::: Given information :::

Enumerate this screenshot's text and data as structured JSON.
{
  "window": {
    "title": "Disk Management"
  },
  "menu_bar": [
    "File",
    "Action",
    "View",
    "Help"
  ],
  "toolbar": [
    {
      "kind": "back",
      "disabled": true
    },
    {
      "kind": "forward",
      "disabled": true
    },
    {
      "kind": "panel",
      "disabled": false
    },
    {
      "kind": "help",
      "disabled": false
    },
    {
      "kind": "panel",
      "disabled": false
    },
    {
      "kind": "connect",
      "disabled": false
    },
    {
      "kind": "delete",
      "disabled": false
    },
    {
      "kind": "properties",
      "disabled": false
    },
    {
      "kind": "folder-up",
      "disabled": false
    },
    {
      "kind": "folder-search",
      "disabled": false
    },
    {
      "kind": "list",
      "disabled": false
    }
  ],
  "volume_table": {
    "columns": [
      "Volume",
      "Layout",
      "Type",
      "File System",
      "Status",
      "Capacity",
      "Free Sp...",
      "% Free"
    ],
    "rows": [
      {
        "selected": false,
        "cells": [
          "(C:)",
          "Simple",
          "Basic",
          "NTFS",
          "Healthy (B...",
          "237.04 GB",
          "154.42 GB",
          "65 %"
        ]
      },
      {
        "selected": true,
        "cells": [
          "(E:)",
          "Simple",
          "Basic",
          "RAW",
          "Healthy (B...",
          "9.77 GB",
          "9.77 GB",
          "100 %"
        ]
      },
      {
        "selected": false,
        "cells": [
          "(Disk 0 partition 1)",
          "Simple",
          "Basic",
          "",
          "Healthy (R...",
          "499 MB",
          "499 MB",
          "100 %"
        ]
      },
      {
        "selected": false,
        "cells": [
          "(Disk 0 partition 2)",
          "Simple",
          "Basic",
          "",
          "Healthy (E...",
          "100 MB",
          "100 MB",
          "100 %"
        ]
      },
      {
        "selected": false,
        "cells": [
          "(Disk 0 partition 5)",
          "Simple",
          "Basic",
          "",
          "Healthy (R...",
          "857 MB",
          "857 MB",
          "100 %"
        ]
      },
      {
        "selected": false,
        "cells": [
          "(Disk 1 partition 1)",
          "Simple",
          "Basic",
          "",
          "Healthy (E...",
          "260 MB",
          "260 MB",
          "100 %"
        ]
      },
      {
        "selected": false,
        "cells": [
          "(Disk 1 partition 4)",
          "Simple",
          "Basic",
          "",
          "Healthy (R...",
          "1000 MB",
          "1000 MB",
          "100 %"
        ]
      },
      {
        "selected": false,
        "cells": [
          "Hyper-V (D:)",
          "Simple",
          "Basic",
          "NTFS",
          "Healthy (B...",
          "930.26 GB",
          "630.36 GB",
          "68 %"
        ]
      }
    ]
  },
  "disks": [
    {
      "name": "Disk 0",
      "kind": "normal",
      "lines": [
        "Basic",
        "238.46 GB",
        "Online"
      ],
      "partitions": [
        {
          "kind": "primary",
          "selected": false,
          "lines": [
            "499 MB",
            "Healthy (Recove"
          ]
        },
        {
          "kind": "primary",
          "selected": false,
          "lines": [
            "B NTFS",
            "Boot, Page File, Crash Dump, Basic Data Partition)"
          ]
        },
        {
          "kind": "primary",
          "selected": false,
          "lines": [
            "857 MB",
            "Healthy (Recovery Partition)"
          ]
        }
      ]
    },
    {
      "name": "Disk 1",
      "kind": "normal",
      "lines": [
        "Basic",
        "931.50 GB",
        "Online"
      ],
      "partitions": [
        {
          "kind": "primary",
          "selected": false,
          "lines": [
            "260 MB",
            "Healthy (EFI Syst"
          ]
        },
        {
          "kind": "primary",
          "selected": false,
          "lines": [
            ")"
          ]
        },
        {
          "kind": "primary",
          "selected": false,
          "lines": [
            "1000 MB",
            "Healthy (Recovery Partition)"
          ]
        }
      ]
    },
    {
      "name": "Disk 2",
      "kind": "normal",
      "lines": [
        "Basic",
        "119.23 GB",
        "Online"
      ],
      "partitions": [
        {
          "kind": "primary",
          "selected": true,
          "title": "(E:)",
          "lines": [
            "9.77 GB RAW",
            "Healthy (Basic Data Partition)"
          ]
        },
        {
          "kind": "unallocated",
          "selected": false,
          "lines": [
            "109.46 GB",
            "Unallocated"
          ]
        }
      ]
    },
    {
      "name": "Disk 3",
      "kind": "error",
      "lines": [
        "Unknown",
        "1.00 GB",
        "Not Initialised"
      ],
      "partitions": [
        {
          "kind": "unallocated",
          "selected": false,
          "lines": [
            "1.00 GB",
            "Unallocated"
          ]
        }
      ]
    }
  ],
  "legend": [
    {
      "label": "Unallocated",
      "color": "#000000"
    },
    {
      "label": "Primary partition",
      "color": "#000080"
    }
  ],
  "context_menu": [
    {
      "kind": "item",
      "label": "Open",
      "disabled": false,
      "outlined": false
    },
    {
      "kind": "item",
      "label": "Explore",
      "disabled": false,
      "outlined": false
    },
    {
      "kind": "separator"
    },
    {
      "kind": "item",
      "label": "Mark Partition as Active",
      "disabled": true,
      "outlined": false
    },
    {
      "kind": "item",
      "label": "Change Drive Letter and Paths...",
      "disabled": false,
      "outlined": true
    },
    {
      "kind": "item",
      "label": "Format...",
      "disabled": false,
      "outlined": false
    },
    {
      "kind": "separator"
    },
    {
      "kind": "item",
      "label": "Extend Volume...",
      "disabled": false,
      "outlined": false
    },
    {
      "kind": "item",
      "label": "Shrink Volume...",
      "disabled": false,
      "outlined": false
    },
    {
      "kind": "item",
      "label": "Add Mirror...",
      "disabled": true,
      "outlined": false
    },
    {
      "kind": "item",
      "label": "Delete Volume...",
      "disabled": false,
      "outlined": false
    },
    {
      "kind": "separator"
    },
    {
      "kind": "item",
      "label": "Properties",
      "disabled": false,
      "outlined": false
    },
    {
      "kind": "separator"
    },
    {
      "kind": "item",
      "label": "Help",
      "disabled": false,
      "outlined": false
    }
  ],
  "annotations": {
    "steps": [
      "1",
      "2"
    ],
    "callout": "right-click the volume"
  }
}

:::

*Your goal:* Every entry above should be retyped exactly as shown.

*Result for this task:*
Enumerate this screenshot's text and data as structured JSON.
{
  "window": {
    "title": "Disk Management"
  },
  "menu_bar": [
    "File",
    "Action",
    "View",
    "Help"
  ],
  "toolbar": [
    {
      "kind": "back",
      "disabled": true
    },
    {
      "kind": "forward",
      "disabled": true
    },
    {
      "kind": "panel",
      "disabled": false
    },
    {
      "kind": "help",
      "disabled": false
    },
    {
      "kind": "panel",
      "disabled": false
    },
    {
      "kind": "connect",
      "disabled": false
    },
    {
      "kind": "delete",
      "disabled": false
    },
    {
      "kind": "properties",
      "disabled": false
    },
    {
      "kind": "folder-up",
      "disabled": false
    },
    {
      "kind": "folder-search",
      "disabled": false
    },
    {
      "kind": "list",
      "disabled": false
    }
  ],
  "volume_table": {
    "columns": [
      "Volume",
      "Layout",
      "Type",
      "File System",
      "Status",
      "Capacity",
      "Free Sp...",
      "% Free"
    ],
    "rows": [
      {
        "selected": false,
        "cells": [
          "(C:)",
          "Simple",
          "Basic",
          "NTFS",
          "Healthy (B...",
          "237.04 GB",
          "154.42 GB",
          "65 %"
        ]
      },
      {
        "selected": true,
        "cells": [
          "(E:)",
          "Simple",
          "Basic",
          "RAW",
          "Healthy (B...",
          "9.77 GB",
          "9.77 GB",
          "100 %"
        ]
      },
      {
        "selected": false,
        "cells": [
          "(Disk 0 partition 1)",
          "Simple",
          "Basic",
          "",
          "Healthy (R...",
          "499 MB",
          "499 MB",
          "100 %"
        ]
      },
      {
        "selected": false,
        "cells": [
          "(Disk 0 partition 2)",
          "Simple",
          "Basic",
          "",
          "Healthy (E...",
          "100 MB",
          "100 MB",
          "100 %"
        ]
      },
      {
        "selected": false,
        "cells": [
          "(Disk 0 partition 5)",
          "Simple",
          "Basic",
          "",
          "Healthy (R...",
          "857 MB",
          "857 MB",
          "100 %"
        ]
      },
      {
        "selected": false,
        "cells": [
          "(Disk 1 partition 1)",
          "Simple",
          "Basic",
          "",
          "Healthy (E...",
          "260 MB",
          "260 MB",
          "100 %"
        ]
      },
      {
        "selected": false,
        "cells": [
          "(Disk 1 partition 4)",
          "Simple",
          "Basic",
          "",
          "Healthy (R...",
          "1000 MB",
          "1000 MB",
          "100 %"
        ]
      },
      {
        "selected": false,
        "cells": [
          "Hyper-V (D:)",
          "Simple",
          "Basic",
          "NTFS",
          "Healthy (B...",
          "930.26 GB",
          "630.36 GB",
          "68 %"
        ]
      }
    ]
  },
  "disks": [
    {
      "name": "Disk 0",
      "kind": "normal",
      "lines": [
        "Basic",
        "238.46 GB",
        "Online"
      ],
      "partitions": [
        {
          "kind": "primary",
          "selected": false,
          "lines": [
            "499 MB",
            "Healthy (Recove"
          ]
        },
        {
          "kind": "primary",
          "selected": false,
          "lines": [
            "B NTFS",
            "Boot, Page File, Crash Dump, Basic Data Partition)"
          ]
        },
        {
          "kind": "primary",
          "selected": false,
          "lines": [
            "857 MB",
            "Healthy (Recovery Partition)"
          ]
        }
      ]
    },
    {
      "name": "Disk 1",
      "kind": "normal",
      "lines": [
        "Basic",
        "931.50 GB",
        "Online"
      ],
      "partitions": [
        {
          "kind": "primary",
          "selected": false,
          "lines": [
            "260 MB",
            "Healthy (EFI Syst"
          ]
        },
        {
          "kind": "primary",
          "selected": false,
          "lines": [
            ")"
          ]
        },
        {
          "kind": "primary",
          "selected": false,
          "lines": [
            "1000 MB",
            "Healthy (Recovery Partition)"
          ]
        }
      ]
    },
    {
      "name": "Disk 2",
      "kind": "normal",
      "lines": [
        "Basic",
        "119.23 GB",
        "Online"
      ],
      "partitions": [
        {
          "kind": "primary",
          "selected": true,
          "title": "(E:)",
          "lines": [
            "9.77 GB RAW",
            "Healthy (Basic Data Partition)"
          ]
        },
        {
          "kind": "unallocated",
          "selected": false,
          "lines": [
            "109.46 GB",
            "Unallocated"
          ]
        }
      ]
    },
    {
      "name": "Disk 3",
      "kind": "error",
      "lines": [
        "Unknown",
        "1.00 GB",
        "Not Initialised"
      ],
      "partitions": [
        {
          "kind": "unallocated",
          "selected": false,
          "lines": [
            "1.00 GB",
            "Unallocated"
          ]
        }
      ]
    }
  ],
  "legend": [
    {
      "label": "Unallocated",
      "color": "#000000"
    },
    {
      "label": "Primary partition",
      "color": "#000080"
    }
  ],
  "context_menu": [
    {
      "kind": "item",
      "label": "Open",
      "disabled": false,
      "outlined": false
    },
    {
      "kind": "item",
      "label": "Explore",
      "disabled": false,
      "outlined": false
    },
    {
      "kind": "separator"
    },
    {
      "kind": "item",
      "label": "Mark Partition as Active",
      "disabled": true,
      "outlined": false
    },
    {
      "kind": "item",
      "label": "Change Drive Letter and Paths...",
      "disabled": false,
      "outlined": true
    },
    {
      "kind": "item",
      "label": "Format...",
      "disabled": false,
      "outlined": false
    },
    {
      "kind": "separator"
    },
    {
      "kind": "item",
      "label": "Extend Volume...",
      "disabled": false,
      "outlined": false
    },
    {
      "kind": "item",
      "label": "Shrink Volume...",
      "disabled": false,
      "outlined": false
    },
    {
      "kind": "item",
      "label": "Add Mirror...",
      "disabled": true,
      "outlined": false
    },
    {
      "kind": "item",
      "label": "Delete Volume...",
      "disabled": false,
      "outlined": false
    },
    {
      "kind": "separator"
    },
    {
      "kind": "item",
      "label": "Properties",
      "disabled": false,
      "outlined": false
    },
    {
      "kind": "separator"
    },
    {
      "kind": "item",
      "label": "Help",
      "disabled": false,
      "outlined": false
    }
  ],
  "annotations": {
    "steps": [
      "1",
      "2"
    ],
    "callout": "right-click the volume"
  }
}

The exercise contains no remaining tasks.